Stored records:
-*-*-

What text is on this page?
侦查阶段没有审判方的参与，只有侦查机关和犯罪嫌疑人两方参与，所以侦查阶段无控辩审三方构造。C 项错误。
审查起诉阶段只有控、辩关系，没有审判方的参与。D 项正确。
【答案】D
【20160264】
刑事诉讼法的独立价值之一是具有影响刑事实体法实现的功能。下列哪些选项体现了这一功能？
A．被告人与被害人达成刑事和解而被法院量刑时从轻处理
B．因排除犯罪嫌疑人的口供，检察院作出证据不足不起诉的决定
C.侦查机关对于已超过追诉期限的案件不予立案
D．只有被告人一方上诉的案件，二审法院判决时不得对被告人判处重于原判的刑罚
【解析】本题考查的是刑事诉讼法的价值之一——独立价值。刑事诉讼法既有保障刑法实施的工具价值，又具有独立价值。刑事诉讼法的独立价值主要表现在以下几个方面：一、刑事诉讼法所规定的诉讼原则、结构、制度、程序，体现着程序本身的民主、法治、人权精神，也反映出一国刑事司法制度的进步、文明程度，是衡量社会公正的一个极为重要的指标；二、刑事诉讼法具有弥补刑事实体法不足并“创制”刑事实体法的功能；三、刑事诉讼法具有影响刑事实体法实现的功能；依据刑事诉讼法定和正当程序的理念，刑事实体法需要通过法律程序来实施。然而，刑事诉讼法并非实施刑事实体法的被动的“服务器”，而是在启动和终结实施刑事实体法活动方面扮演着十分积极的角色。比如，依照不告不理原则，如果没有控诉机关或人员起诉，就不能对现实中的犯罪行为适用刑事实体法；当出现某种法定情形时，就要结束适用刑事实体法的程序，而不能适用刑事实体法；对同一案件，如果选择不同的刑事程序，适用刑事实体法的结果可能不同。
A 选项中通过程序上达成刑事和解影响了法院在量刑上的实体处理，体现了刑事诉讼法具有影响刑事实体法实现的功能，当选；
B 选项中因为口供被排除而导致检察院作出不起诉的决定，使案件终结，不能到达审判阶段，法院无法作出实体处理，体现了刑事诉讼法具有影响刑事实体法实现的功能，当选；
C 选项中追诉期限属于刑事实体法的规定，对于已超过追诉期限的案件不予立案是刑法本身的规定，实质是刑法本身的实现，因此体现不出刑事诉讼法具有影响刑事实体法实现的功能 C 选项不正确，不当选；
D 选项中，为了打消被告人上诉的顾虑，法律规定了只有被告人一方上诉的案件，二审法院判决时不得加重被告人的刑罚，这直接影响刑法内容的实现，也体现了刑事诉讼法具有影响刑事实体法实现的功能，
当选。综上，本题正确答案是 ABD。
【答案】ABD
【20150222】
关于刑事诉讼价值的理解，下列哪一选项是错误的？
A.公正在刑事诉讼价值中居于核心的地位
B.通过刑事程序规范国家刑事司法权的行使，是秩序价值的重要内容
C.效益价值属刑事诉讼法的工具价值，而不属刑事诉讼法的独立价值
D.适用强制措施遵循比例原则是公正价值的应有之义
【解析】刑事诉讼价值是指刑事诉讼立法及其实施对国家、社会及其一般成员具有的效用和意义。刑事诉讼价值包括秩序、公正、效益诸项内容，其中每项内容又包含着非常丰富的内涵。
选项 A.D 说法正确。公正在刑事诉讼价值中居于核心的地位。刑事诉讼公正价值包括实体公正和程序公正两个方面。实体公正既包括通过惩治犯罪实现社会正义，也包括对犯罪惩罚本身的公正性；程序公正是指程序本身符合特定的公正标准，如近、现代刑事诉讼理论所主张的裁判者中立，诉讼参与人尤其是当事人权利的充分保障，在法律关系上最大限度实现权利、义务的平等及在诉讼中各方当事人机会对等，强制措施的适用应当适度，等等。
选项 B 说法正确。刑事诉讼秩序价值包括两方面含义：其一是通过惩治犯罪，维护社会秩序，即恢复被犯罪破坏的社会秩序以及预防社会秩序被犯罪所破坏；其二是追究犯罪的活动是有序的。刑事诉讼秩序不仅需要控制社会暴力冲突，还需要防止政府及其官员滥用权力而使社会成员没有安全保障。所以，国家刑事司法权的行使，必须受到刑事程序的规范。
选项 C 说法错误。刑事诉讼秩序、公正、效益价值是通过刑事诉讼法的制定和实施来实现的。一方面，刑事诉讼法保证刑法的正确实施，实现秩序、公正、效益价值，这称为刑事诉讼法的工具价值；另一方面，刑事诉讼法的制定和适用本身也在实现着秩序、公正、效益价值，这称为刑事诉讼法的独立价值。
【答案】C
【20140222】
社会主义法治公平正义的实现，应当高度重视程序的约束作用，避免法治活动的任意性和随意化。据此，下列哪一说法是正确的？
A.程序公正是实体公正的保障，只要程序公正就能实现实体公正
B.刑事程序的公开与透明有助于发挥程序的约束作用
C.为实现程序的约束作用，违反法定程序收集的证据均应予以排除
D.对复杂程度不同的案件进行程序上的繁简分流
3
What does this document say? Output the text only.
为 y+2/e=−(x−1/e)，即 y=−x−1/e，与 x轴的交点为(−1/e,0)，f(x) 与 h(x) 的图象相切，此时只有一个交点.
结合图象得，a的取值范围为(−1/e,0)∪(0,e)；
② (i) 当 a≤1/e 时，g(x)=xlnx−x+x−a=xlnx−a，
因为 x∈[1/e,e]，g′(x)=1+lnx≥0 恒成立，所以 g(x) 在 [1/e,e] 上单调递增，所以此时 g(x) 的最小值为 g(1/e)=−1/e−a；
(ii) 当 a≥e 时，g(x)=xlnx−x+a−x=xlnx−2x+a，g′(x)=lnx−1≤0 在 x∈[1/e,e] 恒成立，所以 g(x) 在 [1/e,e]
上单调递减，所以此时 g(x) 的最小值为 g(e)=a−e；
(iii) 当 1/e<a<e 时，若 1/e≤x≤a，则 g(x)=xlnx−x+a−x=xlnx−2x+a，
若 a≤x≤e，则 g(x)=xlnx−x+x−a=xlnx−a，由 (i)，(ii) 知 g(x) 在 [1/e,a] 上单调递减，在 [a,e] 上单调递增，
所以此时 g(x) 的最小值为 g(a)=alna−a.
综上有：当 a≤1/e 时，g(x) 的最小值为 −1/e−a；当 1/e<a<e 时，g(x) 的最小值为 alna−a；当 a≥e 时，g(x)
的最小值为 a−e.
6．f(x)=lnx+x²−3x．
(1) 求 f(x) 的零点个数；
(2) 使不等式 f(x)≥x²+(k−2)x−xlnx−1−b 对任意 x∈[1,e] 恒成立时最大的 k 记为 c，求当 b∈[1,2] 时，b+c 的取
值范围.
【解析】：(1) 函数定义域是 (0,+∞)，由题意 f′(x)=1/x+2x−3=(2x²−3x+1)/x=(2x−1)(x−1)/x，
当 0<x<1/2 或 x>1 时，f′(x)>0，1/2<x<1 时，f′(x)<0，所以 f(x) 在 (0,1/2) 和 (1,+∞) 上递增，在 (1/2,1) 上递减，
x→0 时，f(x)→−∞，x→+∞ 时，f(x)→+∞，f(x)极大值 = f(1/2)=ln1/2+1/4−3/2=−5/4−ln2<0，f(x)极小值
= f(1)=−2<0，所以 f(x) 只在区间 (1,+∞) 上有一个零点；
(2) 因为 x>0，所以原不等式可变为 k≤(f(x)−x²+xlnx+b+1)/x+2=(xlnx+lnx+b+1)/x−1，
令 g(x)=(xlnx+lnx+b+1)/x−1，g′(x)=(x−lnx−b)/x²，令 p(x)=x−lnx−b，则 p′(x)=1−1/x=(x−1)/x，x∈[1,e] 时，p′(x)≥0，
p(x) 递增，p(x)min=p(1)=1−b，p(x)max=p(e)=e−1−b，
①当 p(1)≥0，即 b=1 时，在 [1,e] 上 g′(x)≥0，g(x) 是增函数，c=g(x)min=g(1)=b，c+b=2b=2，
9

-*-*-

Your instructions: Copy every line from the records above that contains the word "xlnx".

Exercise result:
② (i) 当 a≤1/e 时，g(x)=xlnx−x+x−a=xlnx−a，
(ii) 当 a≥e 时，g(x)=xlnx−x+a−x=xlnx−2x+a，g′(x)=lnx−1≤0 在 x∈[1/e,e] 恒成立，所以 g(x) 在 [1/e,e]
(iii) 当 1/e<a<e 时，若 1/e≤x≤a，则 g(x)=xlnx−x+a−x=xlnx−2x+a，
若 a≤x≤e，则 g(x)=xlnx−x+x−a=xlnx−a，由 (i)，(ii) 知 g(x) 在 [1/e,a] 上单调递减，在 [a,e] 上单调递增，
(2) 使不等式 f(x)≥x²+(k−2)x−xlnx−1−b 对任意 x∈[1,e] 恒成立时最大的 k 记为 c，求当 b∈[1,2] 时，b+c 的取
(2) 因为 x>0，所以原不等式可变为 k≤(f(x)−x²+xlnx+b+1)/x+2=(xlnx+lnx+b+1)/x−1，
令 g(x)=(xlnx+lnx+b+1)/x−1，g′(x)=(x−lnx−b)/x²，令 p(x)=x−lnx−b，则 p′(x)=1−1/x=(x−1)/x，x∈[1,e] 时，p′(x)≥0，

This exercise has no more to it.